>> START Data entries

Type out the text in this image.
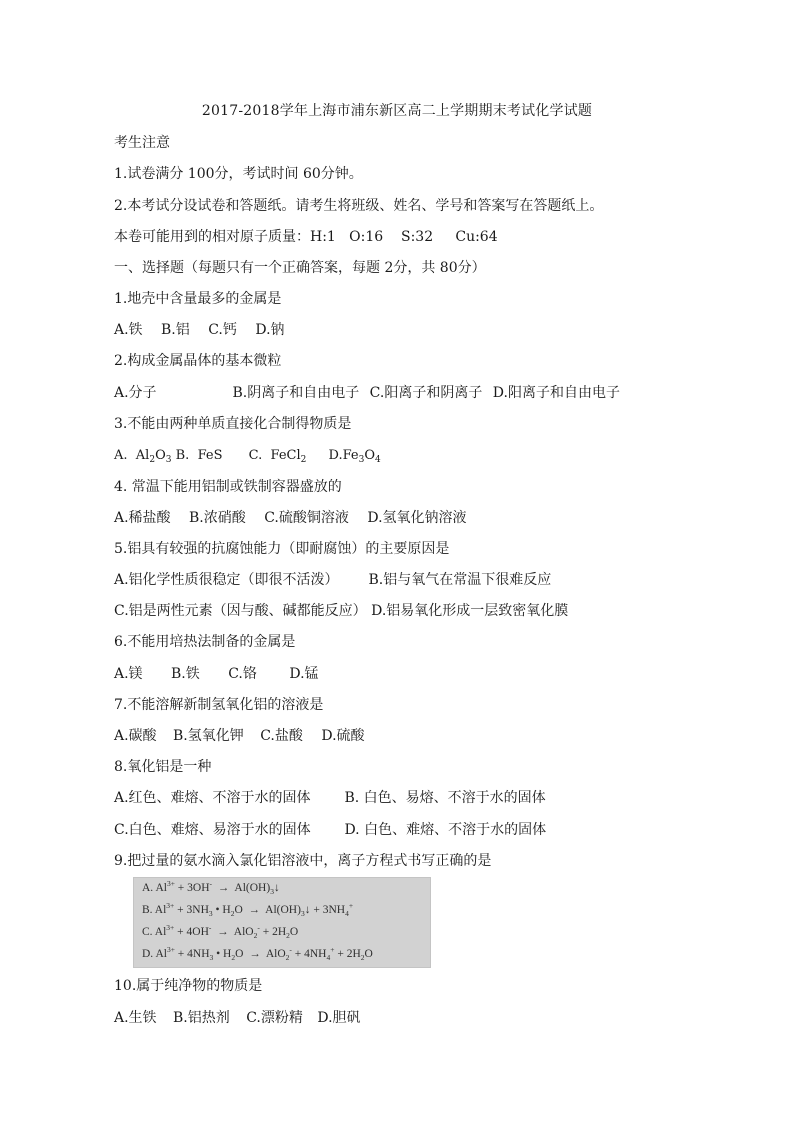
2017-2018学年上海市浦东新区高二上学期期末考试化学试题
考生注意
1.试卷满分 100分，考试时间 60分钟。
2.本考试分设试卷和答题纸。请考生将班级、姓名、学号和答案写在答题纸上。
本卷可能用到的相对原子质量：H:1   O:16    S:32     Cu:64
一、选择题（每题只有一个正确答案，每题 2分，共 80分）
1.地壳中含量最多的金属是
A.铁 B.铝 C.钙 D.钠
2.构成金属晶体的基本微粒
A.分子	B.阴离子和自由电子 C.阳离子和阴离子 D.阳离子和自由电子
3.不能由两种单质直接化合制得物质是
A. $Al_2O_3$ B. FeS C. FeCl$_2$ $D.Fe_3O_4$
4. 常温下能用铝制或铁制容器盛放的
A.稀盐酸 B.浓硝酸 C.硫酸铜溶液 D.氢氧化钠溶液
5.铝具有较强的抗腐蚀能力（即耐腐蚀）的主要原因是
A.铝化学性质很稳定（即很不活泼） B.铝与氧气在常温下很难反应
C.铝是两性元素（因与酸、碱都能反应） D.铝易氧化形成一层致密氧化膜
6.不能用培热法制备的金属是
A.镁 B.铁 C.铬 D.锰
7.不能溶解新制氢氧化铝的溶液是
A.碳酸 B.氢氧化钾 C.盐酸 D.硫酸
8.氧化铝是一种
A.红色、难熔、不溶于水的固体 B. 白色、易熔、不溶于水的固体
C.白色、难熔、易溶于水的固体 D. 白色、难熔、不溶于水的固体
9.把过量的氨水滴入氯化铝溶液中，离子方程式书写正确的是
A. $Al^{3+} + 3OH^-$ → $Al(OH)_3↓$
B. $Al^{3+} + 3NH_3$ • $H_2O$ → $Al(OH)_3↓ + 3NH_4^+$
C. $Al^{3+} + 4OH^- \to AlO_2^- + 2H_2O$
D. $Al^{3+} + 4NH_3$ • $H_2O \to AlO_2^- + 4NH_4^+ + 2H_2O$
10.属于纯净物的物质是
A.生铁 B.铝热剂 C.漂粉精 D.胆矾
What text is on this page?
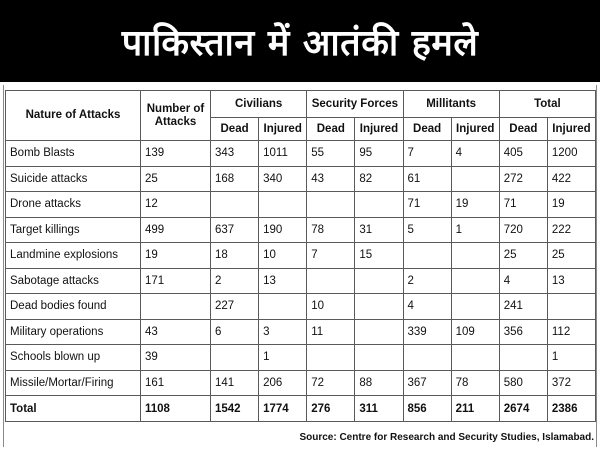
पाकिस्तान में आतंकी हमले
Nature of Attacks	Number of Attacks	Civilians		Security Forces		Millitants		Total	
		Dead	Injured	Dead	Injured	Dead	Injured	Dead	Injured
Bomb Blasts	139	343	1011	55	95	7	4	405	1200
Suicide attacks	25	168	340	43	82	61		272	422
Drone attacks	12					71	19	71	19
Target killings	499	637	190	78	31	5	1	720	222
Landmine explosions	19	18	10	7	15			25	25
Sabotage attacks	171	2	13			2		4	13
Dead bodies found		227		10		4		241	
Military operations	43	6	3	11		339	109	356	112
Schools blown up	39		1						1
Missile/Mortar/Firing	161	141	206	72	88	367	78	580	372
Total	1108	1542	1774	276	311	856	211	2674	2386
Source: Centre for Research and Security Studies, Islamabad.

>> END Data entries

Given instruction ->
Return the listing above word for word, with the pictures removed.

Solution to this task ->
Type out the text in this image.
2017-2018学年上海市浦东新区高二上学期期末考试化学试题
考生注意
1.试卷满分 100分，考试时间 60分钟。
2.本考试分设试卷和答题纸。请考生将班级、姓名、学号和答案写在答题纸上。
本卷可能用到的相对原子质量：H:1   O:16    S:32     Cu:64
一、选择题（每题只有一个正确答案，每题 2分，共 80分）
1.地壳中含量最多的金属是
A.铁 B.铝 C.钙 D.钠
2.构成金属晶体的基本微粒
A.分子	B.阴离子和自由电子 C.阳离子和阴离子 D.阳离子和自由电子
3.不能由两种单质直接化合制得物质是
A. $Al_2O_3$ B. FeS C. FeCl$_2$ $D.Fe_3O_4$
4. 常温下能用铝制或铁制容器盛放的
A.稀盐酸 B.浓硝酸 C.硫酸铜溶液 D.氢氧化钠溶液
5.铝具有较强的抗腐蚀能力（即耐腐蚀）的主要原因是
A.铝化学性质很稳定（即很不活泼） B.铝与氧气在常温下很难反应
C.铝是两性元素（因与酸、碱都能反应） D.铝易氧化形成一层致密氧化膜
6.不能用培热法制备的金属是
A.镁 B.铁 C.铬 D.锰
7.不能溶解新制氢氧化铝的溶液是
A.碳酸 B.氢氧化钾 C.盐酸 D.硫酸
8.氧化铝是一种
A.红色、难熔、不溶于水的固体 B. 白色、易熔、不溶于水的固体
C.白色、难熔、易溶于水的固体 D. 白色、难熔、不溶于水的固体
9.把过量的氨水滴入氯化铝溶液中，离子方程式书写正确的是
A. $Al^{3+} + 3OH^-$ → $Al(OH)_3↓$
B. $Al^{3+} + 3NH_3$ • $H_2O$ → $Al(OH)_3↓ + 3NH_4^+$
C. $Al^{3+} + 4OH^- \to AlO_2^- + 2H_2O$
D. $Al^{3+} + 4NH_3$ • $H_2O \to AlO_2^- + 4NH_4^+ + 2H_2O$
10.属于纯净物的物质是
A.生铁 B.铝热剂 C.漂粉精 D.胆矾
What text is on this page?
पाकिस्तान में आतंकी हमले
Nature of Attacks	Number of Attacks	Civilians		Security Forces		Millitants		Total	
		Dead	Injured	Dead	Injured	Dead	Injured	Dead	Injured
Bomb Blasts	139	343	1011	55	95	7	4	405	1200
Suicide attacks	25	168	340	43	82	61		272	422
Drone attacks	12					71	19	71	19
Target killings	499	637	190	78	31	5	1	720	222
Landmine explosions	19	18	10	7	15			25	25
Sabotage attacks	171	2	13			2		4	13
Dead bodies found		227		10		4		241	
Military operations	43	6	3	11		339	109	356	112
Schools blown up	39		1						1
Missile/Mortar/Firing	161	141	206	72	88	367	78	580	372
Total	1108	1542	1774	276	311	856	211	2674	2386
Source: Centre for Research and Security Studies, Islamabad.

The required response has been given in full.